• [TASK PROMPT] Only lines holding the string "华东师范大学出版社" are wanted; copy each one from the material.

# # # # # # #

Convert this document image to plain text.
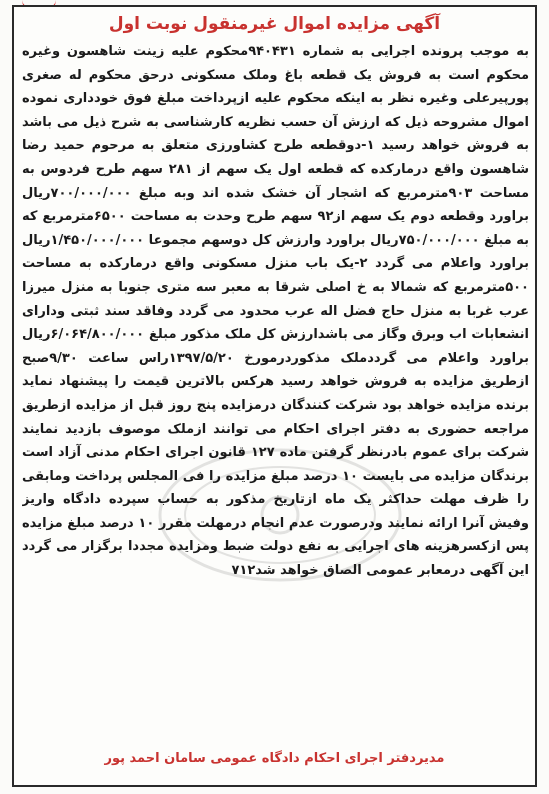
آگهی مزایده اموال غیرمنقول نوبت اول
به موجب پرونده اجرایی به شماره ۹۴۰۴۳۱محکوم علیه زینت شاهسون وغیره محکوم است به فروش یک قطعه باغ وملک مسکونی درحق محکوم له صغری پورپیرعلی وغیره نظر به اینکه محکوم علیه ازپرداخت مبلغ فوق خودداری نموده اموال مشروحه ذیل که ارزش آن حسب نظریه کارشناسی به شرح ذیل می باشد به فروش خواهد رسید ۱-دوقطعه طرح کشاورزی متعلق به مرحوم حمید رضا شاهسون واقع درمارکده که قطعه اول یک سهم از ۲۸۱ سهم طرح فردوس به مساحت ۹۰۳مترمربع که اشجار آن خشک شده اند وبه مبلغ ۷۰۰/۰۰۰/۰۰۰ریال براورد وقطعه دوم یک سهم از۹۲ سهم طرح وحدت به مساحت ۶۵۰۰مترمربع که به مبلغ ۷۵۰/۰۰۰/۰۰۰ریال براورد وارزش کل دوسهم مجموعا ۱/۴۵۰/۰۰۰/۰۰۰ریال براورد واعلام می گردد ۲-یک باب منزل مسکونی واقع درمارکده به مساحت ۵۰۰مترمربع که شمالا به خ اصلی شرقا به معبر سه متری جنوبا به منزل میرزا عرب غربا به منزل حاج فضل اله عرب محدود می گردد وفاقد سند ثبتی ودارای انشعابات اب وبرق وگاز می باشدارزش کل ملک مذکور مبلغ ۶/۰۶۴/۸۰۰/۰۰۰ریال براورد واعلام می گرددملک مذکوردرمورخ ۱۳۹۷/۵/۲۰راس ساعت ۹/۳۰صبح ازطریق مزایده به فروش خواهد رسید هرکس بالاترین قیمت را پیشنهاد نماید برنده مزایده خواهد بود شرکت کنندگان درمزایده پنج روز قبل از مزایده ازطریق مراجعه حضوری به دفتر اجرای احکام می توانند ازملک موصوف بازدید نمایند شرکت برای عموم بادرنظر گرفتن ماده ۱۲۷ قانون اجرای احکام مدنی آزاد است برندگان مزایده می بایست ۱۰ درصد مبلغ مزایده را فی المجلس پرداخت ومابقی را ظرف مهلت حداکثر یک ماه ازتاریخ مذکور به حساب سپرده دادگاه واریز وفیش آنرا ارائه نمایند ودرصورت عدم انجام درمهلت مقرر ۱۰ درصد مبلغ مزایده پس ازکسرهزینه های اجرایی به نفع دولت ضبط ومزایده مجددا برگزار می گردد این آگهی درمعابر عمومی الصاق خواهد شد۷۱۲
مدیردفتر اجرای احکام دادگاه عمومی سامان احمد پور
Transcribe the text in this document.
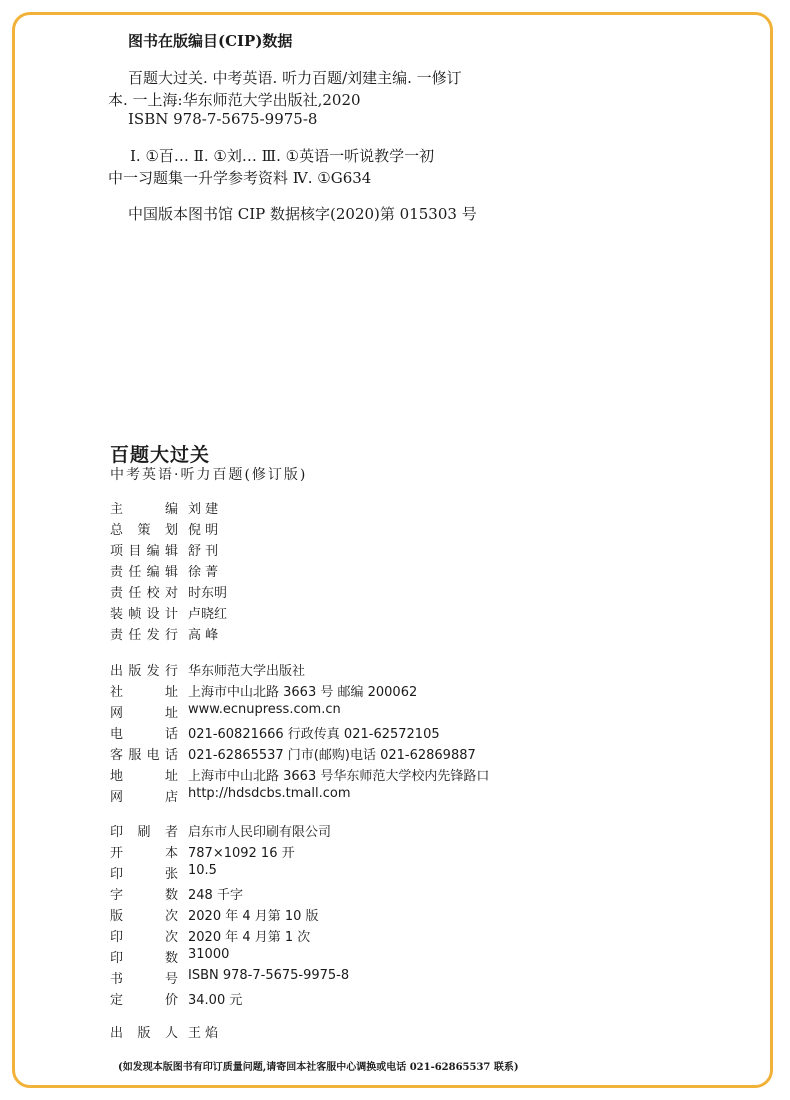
图书在版编目(CIP)数据
百题大过关. 中考英语. 听力百题/刘建主编. 一修订
本. 一上海:华东师范大学出版社,2020
ISBN 978-7-5675-9975-8
Ⅰ. ①百… Ⅱ. ①刘… Ⅲ. ①英语一听说教学一初
中一习题集一升学参考资料 Ⅳ. ①G634
中国版本图书馆 CIP 数据核字(2020)第 015303 号
百题大过关
中考英语·听力百题(修订版)
主编 刘 建
总策划 倪 明
项目编辑 舒 刊
责任编辑 徐 菁
责任校对 时东明
装帧设计 卢晓红
责任发行 高 峰
出版发行 华东师范大学出版社
社址 上海市中山北路 3663 号 邮编 200062
网址 www.ecnupress.com.cn
电话 021-60821666 行政传真 021-62572105
客服电话 021-62865537 门市(邮购)电话 021-62869887
地址 上海市中山北路 3663 号华东师范大学校内先锋路口
网店 http://hdsdcbs.tmall.com
印刷者 启东市人民印刷有限公司
开本 787×1092 16 开
印张 10.5
字数 248 千字
版次 2020 年 4 月第 10 版
印次 2020 年 4 月第 1 次
印数 31000
书号 ISBN 978-7-5675-9975-8
定价 34.00 元
出版人 王 焰
(如发现本版图书有印订质量问题,请寄回本社客服中心调换或电话 021-62865537 联系)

# # # # # # #

• [REPLY TO THE TASK]
本. 一上海:华东师范大学出版社,2020
出版发行 华东师范大学出版社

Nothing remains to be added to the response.